Dataset entries:
※ ※ ※

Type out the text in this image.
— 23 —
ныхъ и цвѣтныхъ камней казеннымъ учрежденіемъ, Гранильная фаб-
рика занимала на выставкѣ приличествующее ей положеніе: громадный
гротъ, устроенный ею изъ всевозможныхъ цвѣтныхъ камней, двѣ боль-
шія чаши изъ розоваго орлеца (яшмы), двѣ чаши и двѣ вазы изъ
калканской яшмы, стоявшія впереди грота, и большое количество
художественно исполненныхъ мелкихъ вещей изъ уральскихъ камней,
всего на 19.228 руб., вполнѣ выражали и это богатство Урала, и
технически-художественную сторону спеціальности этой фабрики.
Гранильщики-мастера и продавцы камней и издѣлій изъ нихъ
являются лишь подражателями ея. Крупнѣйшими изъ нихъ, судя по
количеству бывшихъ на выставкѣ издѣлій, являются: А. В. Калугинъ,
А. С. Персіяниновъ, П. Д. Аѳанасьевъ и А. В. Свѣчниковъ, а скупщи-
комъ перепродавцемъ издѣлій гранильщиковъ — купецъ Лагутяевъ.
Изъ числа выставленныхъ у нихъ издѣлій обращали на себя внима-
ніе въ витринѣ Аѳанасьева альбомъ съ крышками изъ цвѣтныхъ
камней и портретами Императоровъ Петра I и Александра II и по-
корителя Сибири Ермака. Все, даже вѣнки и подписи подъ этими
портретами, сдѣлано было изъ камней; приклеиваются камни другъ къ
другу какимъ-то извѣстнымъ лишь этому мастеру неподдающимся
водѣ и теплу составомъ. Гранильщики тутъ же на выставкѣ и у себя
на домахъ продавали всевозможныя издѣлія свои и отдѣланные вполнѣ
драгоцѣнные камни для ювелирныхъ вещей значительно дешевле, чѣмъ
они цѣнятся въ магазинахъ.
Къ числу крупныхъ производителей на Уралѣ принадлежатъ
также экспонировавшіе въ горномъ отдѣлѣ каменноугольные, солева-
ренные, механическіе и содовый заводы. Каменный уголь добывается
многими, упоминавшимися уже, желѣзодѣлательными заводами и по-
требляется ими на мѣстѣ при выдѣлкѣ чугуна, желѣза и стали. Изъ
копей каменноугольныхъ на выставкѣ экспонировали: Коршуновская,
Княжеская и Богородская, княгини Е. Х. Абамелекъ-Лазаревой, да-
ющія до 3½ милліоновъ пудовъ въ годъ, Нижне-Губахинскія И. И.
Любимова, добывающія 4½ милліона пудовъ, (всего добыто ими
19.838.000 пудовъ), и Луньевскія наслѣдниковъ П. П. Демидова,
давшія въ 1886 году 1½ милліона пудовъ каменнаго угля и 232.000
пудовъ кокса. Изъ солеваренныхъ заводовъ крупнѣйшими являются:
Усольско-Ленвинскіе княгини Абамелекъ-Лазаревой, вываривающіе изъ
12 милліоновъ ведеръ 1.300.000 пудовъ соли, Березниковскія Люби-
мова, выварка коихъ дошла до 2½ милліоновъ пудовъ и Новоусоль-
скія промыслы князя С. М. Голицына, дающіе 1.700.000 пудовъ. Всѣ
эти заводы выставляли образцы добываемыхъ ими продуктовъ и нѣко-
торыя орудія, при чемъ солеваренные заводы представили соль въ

※ ※ ※

Only lines with "заводы" are wanted here; list each of them.

## FULL SOLUTION
ренные, механическіе и содовый заводы. Каменный уголь добывается
эти заводы выставляли образцы добываемыхъ ими продуктовъ и нѣко-
торыя орудія, при чемъ солеваренные заводы представили соль въ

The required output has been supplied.